■ TEXTE FOURNI

......

La semaine dernière, Numéro a publié un article intitulé : “Comment pallier le manque de diversité dans le public des festivals ?” Vous étiez-vous déjà posé cette question ?

Oui, je la comprends tout à fait. En ce qui me concerne, je m’arrange pour ne jamais être seul. Car je sais pertinemment ce que cela fait… d’être le seul Noir d’un événement. Ce qui est désagréable, c’est ce sentiment de ne pas vraiment appartenir au groupe, au système. Une solitude très désagréable. Donc je propose à mes amis de m’accompagner. Si vous me voulez sur scène, il faudra que vous acceptiez tout mon clan. [Il révèle un tatouage sur son cou représentant le continent africain] J’ai l’Afrique dans la peau. Nous créons des stars du football : regardez les footballeurs Sadio Mané, et Mohamed Salah. L’Afrique est un vivier de stars. Nous faisons même émerger des marques de mode. Aujourd’hui, l’Afrique influence le monde de la culture. Regardez Virgil Abloh ! Regardez Pharrell Williams ! D’où viennent-ils ? Qui sont-ils ? Ce sont des Afro-Américains ! Michael Jackson, la plus grande star de l’histoire de la musique était noire. Nous ne devrions jamais avoir honte d’être ce que nous sommes ! Nous devons en être fier ! Vous comprenez ce que je veux dire ? C’est pour cela que mon album s’intitule Oxlade From Africa. Pour comprendre un artiste, vous devez savoir d’où il vient vraiment.

......

■ Enregistrements d'une source de données
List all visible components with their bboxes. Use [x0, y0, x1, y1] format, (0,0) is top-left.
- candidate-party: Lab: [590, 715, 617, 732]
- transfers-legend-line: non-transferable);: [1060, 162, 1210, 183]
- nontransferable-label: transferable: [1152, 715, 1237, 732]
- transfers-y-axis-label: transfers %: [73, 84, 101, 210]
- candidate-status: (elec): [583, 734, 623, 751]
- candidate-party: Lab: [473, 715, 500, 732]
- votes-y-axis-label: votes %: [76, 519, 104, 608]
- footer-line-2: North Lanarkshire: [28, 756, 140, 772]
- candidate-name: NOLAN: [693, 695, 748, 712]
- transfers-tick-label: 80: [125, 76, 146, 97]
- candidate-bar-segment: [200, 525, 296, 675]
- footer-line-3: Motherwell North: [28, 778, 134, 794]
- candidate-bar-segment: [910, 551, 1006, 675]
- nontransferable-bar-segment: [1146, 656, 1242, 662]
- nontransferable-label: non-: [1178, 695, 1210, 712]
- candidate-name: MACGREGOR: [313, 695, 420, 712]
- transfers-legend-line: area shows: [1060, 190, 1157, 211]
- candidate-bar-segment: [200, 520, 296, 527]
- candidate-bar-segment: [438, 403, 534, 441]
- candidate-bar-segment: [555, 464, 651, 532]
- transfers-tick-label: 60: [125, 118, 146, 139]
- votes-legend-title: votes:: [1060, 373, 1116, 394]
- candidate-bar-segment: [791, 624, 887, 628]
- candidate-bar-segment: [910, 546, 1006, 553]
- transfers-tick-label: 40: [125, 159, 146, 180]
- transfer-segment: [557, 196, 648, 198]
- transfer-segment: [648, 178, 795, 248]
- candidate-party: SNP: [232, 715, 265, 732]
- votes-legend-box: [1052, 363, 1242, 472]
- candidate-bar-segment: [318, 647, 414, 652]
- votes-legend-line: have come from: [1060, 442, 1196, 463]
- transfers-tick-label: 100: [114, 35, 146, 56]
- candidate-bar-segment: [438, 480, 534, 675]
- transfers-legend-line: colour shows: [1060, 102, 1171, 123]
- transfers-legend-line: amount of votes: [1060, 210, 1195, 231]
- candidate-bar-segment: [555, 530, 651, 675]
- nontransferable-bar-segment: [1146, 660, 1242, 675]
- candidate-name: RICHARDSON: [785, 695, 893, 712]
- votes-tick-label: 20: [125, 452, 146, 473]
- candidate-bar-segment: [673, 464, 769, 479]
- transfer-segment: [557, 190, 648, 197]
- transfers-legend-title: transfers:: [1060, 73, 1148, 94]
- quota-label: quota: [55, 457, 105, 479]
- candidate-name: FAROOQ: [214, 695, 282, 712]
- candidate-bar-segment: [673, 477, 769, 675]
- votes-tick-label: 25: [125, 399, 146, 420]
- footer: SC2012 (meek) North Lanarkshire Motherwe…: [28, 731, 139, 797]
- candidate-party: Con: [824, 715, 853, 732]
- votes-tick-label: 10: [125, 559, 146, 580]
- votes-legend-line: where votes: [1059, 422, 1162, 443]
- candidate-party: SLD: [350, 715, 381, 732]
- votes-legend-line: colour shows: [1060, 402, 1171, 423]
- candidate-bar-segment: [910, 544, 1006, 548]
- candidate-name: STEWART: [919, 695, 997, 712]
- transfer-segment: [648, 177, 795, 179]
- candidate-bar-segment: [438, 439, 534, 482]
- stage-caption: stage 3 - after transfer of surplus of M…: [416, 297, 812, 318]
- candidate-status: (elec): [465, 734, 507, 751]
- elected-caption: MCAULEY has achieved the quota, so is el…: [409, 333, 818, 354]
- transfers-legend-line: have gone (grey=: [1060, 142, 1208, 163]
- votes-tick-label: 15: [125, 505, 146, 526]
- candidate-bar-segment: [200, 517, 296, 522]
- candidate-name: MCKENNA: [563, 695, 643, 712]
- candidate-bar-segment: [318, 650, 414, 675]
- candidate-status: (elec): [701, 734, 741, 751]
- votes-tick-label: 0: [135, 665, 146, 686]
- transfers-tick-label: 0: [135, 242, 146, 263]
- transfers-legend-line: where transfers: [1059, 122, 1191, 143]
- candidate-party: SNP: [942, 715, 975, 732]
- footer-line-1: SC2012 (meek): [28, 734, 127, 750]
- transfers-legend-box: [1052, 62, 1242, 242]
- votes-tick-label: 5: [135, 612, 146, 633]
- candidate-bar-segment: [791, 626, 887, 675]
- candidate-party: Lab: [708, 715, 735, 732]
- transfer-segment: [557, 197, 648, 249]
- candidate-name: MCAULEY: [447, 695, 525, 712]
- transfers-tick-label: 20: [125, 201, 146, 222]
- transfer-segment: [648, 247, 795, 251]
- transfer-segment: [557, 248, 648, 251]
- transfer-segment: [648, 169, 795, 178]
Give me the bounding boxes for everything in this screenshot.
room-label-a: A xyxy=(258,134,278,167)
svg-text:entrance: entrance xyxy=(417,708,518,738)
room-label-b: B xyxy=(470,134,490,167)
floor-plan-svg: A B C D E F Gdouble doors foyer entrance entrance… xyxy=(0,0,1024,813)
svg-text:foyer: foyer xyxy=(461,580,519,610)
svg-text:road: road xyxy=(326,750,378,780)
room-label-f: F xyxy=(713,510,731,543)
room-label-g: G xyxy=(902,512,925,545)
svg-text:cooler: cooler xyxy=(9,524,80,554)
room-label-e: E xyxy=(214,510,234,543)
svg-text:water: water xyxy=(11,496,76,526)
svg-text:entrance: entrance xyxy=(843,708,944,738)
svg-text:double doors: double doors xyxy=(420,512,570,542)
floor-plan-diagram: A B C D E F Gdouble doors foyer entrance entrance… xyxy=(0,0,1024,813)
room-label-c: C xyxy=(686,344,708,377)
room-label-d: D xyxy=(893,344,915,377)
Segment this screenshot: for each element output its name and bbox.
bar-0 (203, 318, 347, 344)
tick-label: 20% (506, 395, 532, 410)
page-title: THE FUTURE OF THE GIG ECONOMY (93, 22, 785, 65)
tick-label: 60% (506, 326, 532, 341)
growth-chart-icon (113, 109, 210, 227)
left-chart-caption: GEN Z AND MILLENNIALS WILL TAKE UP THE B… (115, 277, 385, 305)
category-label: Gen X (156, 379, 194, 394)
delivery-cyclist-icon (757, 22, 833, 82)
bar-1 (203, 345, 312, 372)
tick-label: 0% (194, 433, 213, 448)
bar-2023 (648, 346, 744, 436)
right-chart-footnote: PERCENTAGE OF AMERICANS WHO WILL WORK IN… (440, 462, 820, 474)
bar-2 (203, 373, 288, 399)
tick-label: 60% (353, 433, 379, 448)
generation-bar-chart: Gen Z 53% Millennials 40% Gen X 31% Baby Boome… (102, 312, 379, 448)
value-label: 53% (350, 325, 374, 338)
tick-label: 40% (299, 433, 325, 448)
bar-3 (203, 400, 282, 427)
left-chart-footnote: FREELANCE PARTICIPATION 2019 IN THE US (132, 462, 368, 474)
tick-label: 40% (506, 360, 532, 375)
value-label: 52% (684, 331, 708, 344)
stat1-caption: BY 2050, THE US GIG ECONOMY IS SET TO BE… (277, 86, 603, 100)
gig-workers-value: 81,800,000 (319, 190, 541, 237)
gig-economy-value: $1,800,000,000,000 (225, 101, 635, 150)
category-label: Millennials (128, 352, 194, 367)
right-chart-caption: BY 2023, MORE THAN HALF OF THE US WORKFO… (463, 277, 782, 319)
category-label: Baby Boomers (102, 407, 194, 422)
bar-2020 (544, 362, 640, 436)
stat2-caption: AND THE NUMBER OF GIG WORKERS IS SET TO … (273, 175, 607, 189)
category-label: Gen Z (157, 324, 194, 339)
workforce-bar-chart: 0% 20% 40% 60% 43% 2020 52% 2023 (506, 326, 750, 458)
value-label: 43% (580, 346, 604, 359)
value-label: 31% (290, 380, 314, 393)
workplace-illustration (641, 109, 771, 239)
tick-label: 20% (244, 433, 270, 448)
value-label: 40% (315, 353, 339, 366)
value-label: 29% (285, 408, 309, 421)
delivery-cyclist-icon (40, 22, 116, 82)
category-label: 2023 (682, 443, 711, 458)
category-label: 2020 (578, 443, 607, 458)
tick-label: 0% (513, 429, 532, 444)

......

■ CONSIGNES DE L'EXERCICE
**a.** Dans l'entretien sur la diversité dans le public des festivals, pourquoi la personne interrogée propose-t-elle à ses amis de l'accompagner ? Répondez en une à trois phrases.
**b.** Écrivez la suite de l'entretien sur la diversité dans le public des festivals, en reprenant juste après sa dernière phrase.

■ RÉPONSES PAR CONSIGNE
**a.** Elle sait ce que cela fait d'être le seul Noir d'un événement. On éprouve alors le sentiment désagréable de ne pas vraiment appartenir au groupe, au système, une solitude très désagréable. Se faire accompagner lui permet de ne jamais être seule.

**b.**
À ce propos, si vous réalisiez une fresque inspirée par vos souvenirs d’enfance, à quoi ressemblerait-elle ?

À quelque chose de très effrayant… Je suis né dans le ghetto. Ça tirait de partout, dans tous les sens. Des gens mourraient tous les jours. C’était de la folie pure. Ce dont je me souviens surtout, c’est de mon lit, car je me cachais en dessous pour éviter de prendre une balle perdue. Voilà l’environnement dans lequel j’ai grandi. Je suis un survivant. En principe, je n’étais pas supposé me tenir ici, devant vous.

 

Ce traumatisme a-t-il fait de vous un homme morose ?

Non pas du tout. J’étais voué à grandir dans la rue mais, finalement, je suis un rescapé. Et comme je rêvais d’être une star, c’est la voie que j’ai empruntée. De nombreux artistes sont nés là-bas, ils n’ont simplement pas eu la chance de réaliser leur rêve. Croyez-moi, c’est très difficile lorsque l’on est issu du continent le plus pauvre de la planète. En fait, je crois que j’essaie simplement de dévoiler une facette positive de l’Afrique et de soigner le monde en musique. C’est mon plan de carrière.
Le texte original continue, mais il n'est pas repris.